GIVEN TASK => Go through the entries below and pick out every line with "Shop".

[Records excerpted from a collection]
## start
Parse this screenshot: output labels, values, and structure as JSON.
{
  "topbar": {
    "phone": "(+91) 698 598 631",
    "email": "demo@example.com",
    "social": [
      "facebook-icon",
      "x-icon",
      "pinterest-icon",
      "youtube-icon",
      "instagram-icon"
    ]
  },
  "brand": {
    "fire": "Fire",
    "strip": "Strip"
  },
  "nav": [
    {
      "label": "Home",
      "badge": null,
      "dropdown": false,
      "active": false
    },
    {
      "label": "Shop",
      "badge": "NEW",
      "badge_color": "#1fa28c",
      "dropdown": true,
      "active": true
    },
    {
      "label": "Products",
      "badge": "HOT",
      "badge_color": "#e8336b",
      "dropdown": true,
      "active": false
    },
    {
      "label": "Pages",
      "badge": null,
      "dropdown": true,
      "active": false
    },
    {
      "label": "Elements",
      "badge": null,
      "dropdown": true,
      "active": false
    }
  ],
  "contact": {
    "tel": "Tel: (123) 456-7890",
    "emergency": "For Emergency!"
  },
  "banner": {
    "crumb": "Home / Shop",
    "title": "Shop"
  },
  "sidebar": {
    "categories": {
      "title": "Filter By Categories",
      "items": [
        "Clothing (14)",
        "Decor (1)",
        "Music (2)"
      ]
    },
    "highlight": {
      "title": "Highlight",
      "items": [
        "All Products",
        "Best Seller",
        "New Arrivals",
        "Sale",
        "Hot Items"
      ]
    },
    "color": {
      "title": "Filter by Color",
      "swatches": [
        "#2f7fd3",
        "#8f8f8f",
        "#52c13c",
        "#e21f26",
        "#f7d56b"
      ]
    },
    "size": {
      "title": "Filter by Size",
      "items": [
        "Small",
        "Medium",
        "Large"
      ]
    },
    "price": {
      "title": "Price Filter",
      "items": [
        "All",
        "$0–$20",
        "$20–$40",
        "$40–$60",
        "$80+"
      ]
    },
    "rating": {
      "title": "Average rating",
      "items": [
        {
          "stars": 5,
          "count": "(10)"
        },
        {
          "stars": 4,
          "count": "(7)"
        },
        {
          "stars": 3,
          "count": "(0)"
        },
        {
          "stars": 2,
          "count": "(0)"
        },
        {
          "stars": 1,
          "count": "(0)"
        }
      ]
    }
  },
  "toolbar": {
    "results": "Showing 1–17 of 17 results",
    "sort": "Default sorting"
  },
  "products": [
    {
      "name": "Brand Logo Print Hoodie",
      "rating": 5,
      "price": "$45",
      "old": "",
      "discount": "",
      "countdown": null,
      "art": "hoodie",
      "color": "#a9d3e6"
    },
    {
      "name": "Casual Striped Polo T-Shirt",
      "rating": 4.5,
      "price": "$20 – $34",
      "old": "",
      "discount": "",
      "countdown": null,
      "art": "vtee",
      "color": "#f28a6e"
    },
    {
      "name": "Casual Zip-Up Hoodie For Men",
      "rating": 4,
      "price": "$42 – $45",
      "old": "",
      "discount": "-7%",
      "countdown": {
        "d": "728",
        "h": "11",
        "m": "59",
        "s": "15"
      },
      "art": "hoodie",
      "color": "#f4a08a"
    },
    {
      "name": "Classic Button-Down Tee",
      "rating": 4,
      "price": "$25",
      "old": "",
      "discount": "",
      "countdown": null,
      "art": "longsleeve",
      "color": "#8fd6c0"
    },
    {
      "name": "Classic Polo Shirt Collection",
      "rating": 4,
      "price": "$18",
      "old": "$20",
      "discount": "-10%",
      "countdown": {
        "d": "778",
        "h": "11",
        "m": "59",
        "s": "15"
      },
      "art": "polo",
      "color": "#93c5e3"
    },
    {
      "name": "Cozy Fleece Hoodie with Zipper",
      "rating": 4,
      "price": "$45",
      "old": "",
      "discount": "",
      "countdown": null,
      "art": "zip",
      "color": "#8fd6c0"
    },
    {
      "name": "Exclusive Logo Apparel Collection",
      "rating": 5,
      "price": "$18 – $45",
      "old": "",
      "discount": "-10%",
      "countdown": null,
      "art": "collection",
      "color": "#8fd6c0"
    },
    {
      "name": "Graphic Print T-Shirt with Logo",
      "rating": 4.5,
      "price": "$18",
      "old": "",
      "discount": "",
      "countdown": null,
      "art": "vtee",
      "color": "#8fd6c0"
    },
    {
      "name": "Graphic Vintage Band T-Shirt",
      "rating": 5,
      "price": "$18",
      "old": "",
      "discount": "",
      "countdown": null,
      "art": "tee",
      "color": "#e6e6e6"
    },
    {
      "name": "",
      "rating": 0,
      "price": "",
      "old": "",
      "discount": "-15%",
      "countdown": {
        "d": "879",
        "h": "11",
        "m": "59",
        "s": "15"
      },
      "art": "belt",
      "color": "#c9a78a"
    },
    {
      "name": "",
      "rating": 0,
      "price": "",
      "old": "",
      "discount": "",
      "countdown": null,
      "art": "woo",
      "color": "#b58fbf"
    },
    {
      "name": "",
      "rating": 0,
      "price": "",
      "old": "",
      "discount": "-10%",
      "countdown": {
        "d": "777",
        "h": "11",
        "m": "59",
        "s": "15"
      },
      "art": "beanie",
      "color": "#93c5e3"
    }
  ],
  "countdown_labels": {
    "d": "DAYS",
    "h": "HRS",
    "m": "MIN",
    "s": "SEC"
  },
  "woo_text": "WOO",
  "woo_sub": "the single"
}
## end
FINAL ANSWER =>
      "label": "Shop",
    "crumb": "Home / Shop",
    "title": "Shop"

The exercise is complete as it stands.